Only the number is needed: how many lines contain the word "мозжечекъ"?

───── The input ─────

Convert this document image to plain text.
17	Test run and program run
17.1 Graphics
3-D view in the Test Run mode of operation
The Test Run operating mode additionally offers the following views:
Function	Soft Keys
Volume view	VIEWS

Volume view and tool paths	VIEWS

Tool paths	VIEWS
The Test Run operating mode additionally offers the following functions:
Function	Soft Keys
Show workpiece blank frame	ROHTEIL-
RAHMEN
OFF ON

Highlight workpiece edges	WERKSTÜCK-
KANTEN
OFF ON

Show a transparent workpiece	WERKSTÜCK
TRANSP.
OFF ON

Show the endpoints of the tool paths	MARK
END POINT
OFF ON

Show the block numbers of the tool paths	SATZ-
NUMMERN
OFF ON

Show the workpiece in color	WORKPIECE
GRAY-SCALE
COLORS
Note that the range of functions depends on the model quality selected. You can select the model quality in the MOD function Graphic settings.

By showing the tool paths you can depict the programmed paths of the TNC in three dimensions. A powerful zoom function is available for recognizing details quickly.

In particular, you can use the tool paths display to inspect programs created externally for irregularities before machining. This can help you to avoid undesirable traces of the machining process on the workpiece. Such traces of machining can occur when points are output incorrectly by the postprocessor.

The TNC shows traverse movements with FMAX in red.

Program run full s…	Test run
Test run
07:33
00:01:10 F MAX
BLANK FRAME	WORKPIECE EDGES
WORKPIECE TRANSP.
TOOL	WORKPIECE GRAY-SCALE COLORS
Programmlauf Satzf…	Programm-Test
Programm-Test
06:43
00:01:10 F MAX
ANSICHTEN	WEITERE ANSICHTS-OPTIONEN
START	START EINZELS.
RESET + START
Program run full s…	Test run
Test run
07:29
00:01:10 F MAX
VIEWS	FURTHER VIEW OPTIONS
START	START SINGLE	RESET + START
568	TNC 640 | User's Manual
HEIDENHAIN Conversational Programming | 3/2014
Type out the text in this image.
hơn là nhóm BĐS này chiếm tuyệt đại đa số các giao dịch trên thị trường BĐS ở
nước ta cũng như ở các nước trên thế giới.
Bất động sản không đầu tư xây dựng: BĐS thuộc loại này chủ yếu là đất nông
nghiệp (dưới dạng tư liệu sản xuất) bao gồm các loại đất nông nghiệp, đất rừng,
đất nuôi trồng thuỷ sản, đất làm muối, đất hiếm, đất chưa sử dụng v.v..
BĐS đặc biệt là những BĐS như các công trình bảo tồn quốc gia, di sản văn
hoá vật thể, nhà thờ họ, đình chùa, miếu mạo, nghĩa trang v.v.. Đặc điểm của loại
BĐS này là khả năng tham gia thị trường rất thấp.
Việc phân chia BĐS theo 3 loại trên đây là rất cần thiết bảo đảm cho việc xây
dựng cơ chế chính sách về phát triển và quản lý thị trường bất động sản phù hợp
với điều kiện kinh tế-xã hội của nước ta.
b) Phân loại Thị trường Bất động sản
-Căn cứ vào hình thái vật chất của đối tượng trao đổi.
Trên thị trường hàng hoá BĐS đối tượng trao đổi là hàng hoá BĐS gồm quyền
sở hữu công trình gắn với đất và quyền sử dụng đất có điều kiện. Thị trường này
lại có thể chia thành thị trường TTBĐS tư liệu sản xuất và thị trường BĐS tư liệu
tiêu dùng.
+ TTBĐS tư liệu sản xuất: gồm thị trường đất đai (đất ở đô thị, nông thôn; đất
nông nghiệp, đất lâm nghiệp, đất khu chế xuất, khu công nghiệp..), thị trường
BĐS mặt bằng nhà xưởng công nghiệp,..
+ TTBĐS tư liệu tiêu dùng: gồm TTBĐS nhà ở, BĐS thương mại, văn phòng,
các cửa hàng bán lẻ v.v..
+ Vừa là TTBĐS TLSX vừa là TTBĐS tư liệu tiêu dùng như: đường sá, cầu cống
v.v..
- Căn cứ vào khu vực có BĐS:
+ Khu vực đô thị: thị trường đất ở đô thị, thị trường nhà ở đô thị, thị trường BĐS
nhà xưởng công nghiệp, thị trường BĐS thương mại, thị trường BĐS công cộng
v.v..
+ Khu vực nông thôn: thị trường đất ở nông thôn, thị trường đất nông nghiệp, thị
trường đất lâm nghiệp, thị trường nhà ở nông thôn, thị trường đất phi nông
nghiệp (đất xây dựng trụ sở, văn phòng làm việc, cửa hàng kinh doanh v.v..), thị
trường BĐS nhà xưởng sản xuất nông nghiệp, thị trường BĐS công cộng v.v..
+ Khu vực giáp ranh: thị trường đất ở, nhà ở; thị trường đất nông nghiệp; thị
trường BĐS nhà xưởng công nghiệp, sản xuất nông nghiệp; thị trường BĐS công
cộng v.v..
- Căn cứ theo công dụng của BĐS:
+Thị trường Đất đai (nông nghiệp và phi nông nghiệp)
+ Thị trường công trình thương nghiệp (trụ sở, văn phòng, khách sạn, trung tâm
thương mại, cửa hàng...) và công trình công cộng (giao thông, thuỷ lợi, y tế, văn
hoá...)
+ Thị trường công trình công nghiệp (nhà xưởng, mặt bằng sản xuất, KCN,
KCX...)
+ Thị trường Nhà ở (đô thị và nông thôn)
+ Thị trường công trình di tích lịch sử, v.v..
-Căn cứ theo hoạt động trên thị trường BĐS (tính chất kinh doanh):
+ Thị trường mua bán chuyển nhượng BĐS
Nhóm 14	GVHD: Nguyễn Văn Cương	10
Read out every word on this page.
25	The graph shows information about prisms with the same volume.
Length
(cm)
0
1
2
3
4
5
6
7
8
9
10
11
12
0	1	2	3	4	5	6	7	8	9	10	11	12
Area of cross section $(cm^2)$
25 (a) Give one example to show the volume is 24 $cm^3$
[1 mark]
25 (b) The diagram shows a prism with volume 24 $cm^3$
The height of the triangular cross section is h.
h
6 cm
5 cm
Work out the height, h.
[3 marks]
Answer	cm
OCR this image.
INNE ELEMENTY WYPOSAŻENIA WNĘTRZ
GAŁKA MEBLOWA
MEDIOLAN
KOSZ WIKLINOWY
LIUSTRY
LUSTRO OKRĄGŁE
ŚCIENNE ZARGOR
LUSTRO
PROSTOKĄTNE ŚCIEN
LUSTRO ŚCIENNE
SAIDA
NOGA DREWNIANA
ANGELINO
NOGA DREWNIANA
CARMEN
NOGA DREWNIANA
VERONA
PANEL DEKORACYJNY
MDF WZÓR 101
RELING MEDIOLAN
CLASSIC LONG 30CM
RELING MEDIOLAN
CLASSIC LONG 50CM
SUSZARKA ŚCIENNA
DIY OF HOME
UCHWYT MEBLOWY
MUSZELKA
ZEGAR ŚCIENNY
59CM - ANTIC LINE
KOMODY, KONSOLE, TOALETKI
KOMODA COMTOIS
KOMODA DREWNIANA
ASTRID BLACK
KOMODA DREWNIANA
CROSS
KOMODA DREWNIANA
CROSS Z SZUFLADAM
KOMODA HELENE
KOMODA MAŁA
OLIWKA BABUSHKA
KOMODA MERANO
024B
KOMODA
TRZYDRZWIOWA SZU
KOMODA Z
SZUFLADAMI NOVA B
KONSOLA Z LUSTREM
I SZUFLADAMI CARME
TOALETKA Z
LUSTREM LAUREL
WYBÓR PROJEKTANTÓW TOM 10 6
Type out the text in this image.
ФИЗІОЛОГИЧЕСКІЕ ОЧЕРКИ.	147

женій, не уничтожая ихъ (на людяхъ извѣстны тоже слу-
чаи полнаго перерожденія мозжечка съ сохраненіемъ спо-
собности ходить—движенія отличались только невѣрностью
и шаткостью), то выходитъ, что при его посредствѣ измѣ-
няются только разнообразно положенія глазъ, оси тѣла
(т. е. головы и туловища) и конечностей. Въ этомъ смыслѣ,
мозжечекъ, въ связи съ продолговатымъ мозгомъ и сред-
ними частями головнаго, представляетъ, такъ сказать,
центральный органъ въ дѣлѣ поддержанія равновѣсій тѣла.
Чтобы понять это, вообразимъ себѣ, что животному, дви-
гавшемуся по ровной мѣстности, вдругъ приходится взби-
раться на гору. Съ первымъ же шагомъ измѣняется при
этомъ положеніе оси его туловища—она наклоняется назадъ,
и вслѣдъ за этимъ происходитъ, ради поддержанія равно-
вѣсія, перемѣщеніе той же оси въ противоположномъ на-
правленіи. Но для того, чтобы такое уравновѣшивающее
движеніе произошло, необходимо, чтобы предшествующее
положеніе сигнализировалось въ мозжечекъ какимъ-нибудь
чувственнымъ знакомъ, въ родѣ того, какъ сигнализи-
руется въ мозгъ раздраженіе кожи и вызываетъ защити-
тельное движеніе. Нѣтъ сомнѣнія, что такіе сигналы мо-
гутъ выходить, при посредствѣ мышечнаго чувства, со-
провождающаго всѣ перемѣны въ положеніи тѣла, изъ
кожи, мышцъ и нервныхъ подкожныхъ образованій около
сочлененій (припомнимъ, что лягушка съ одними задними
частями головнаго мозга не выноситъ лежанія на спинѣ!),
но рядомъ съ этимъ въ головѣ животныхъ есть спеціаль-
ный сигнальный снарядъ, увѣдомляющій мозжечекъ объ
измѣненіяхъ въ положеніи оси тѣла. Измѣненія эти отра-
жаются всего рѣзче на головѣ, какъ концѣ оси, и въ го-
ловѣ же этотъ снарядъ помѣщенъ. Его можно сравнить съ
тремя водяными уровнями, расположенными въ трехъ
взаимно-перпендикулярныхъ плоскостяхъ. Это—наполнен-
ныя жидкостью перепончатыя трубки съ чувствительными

─────

Full output. 3